## GOAL
Give the material again in full, matching it exactly.
::: LISTING
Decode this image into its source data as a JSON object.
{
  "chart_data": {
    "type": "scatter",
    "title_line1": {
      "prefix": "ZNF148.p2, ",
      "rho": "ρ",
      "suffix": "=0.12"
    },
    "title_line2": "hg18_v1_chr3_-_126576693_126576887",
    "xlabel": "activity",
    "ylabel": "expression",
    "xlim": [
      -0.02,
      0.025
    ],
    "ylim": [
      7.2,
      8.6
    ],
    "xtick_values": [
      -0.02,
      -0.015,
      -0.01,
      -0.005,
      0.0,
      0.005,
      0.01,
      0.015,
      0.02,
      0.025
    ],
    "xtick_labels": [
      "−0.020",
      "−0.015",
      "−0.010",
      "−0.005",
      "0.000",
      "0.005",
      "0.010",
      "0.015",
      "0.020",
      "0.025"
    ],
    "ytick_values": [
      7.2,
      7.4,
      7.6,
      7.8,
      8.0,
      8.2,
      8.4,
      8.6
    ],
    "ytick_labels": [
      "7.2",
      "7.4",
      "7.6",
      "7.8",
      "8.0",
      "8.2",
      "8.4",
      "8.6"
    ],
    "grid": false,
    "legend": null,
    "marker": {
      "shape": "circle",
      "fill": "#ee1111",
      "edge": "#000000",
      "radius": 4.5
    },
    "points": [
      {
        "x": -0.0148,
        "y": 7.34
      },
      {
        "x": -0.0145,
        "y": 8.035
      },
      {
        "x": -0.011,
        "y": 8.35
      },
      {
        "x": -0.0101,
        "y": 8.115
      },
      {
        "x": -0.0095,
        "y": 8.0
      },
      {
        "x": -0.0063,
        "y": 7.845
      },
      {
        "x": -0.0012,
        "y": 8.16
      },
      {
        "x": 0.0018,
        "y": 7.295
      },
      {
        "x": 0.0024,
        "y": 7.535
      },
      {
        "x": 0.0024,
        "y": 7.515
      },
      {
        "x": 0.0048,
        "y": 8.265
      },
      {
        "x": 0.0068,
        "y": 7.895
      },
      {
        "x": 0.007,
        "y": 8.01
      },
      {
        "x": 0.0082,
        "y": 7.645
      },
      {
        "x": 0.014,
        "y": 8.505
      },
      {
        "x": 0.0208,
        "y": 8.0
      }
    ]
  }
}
::::::
## RIGHT ANSWER
Decode this image into its source data as a JSON object.
{
  "chart_data": {
    "type": "scatter",
    "title_line1": {
      "prefix": "ZNF148.p2, ",
      "rho": "ρ",
      "suffix": "=0.12"
    },
    "title_line2": "hg18_v1_chr3_-_126576693_126576887",
    "xlabel": "activity",
    "ylabel": "expression",
    "xlim": [
      -0.02,
      0.025
    ],
    "ylim": [
      7.2,
      8.6
    ],
    "xtick_values": [
      -0.02,
      -0.015,
      -0.01,
      -0.005,
      0.0,
      0.005,
      0.01,
      0.015,
      0.02,
      0.025
    ],
    "xtick_labels": [
      "−0.020",
      "−0.015",
      "−0.010",
      "−0.005",
      "0.000",
      "0.005",
      "0.010",
      "0.015",
      "0.020",
      "0.025"
    ],
    "ytick_values": [
      7.2,
      7.4,
      7.6,
      7.8,
      8.0,
      8.2,
      8.4,
      8.6
    ],
    "ytick_labels": [
      "7.2",
      "7.4",
      "7.6",
      "7.8",
      "8.0",
      "8.2",
      "8.4",
      "8.6"
    ],
    "grid": false,
    "legend": null,
    "marker": {
      "shape": "circle",
      "fill": "#ee1111",
      "edge": "#000000",
      "radius": 4.5
    },
    "points": [
      {
        "x": -0.0148,
        "y": 7.34
      },
      {
        "x": -0.0145,
        "y": 8.035
      },
      {
        "x": -0.011,
        "y": 8.35
      },
      {
        "x": -0.0101,
        "y": 8.115
      },
      {
        "x": -0.0095,
        "y": 8.0
      },
      {
        "x": -0.0063,
        "y": 7.845
      },
      {
        "x": -0.0012,
        "y": 8.16
      },
      {
        "x": 0.0018,
        "y": 7.295
      },
      {
        "x": 0.0024,
        "y": 7.535
      },
      {
        "x": 0.0024,
        "y": 7.515
      },
      {
        "x": 0.0048,
        "y": 8.265
      },
      {
        "x": 0.0068,
        "y": 7.895
      },
      {
        "x": 0.007,
        "y": 8.01
      },
      {
        "x": 0.0082,
        "y": 7.645
      },
      {
        "x": 0.014,
        "y": 8.505
      },
      {
        "x": 0.0208,
        "y": 8.0
      }
    ]
  }
}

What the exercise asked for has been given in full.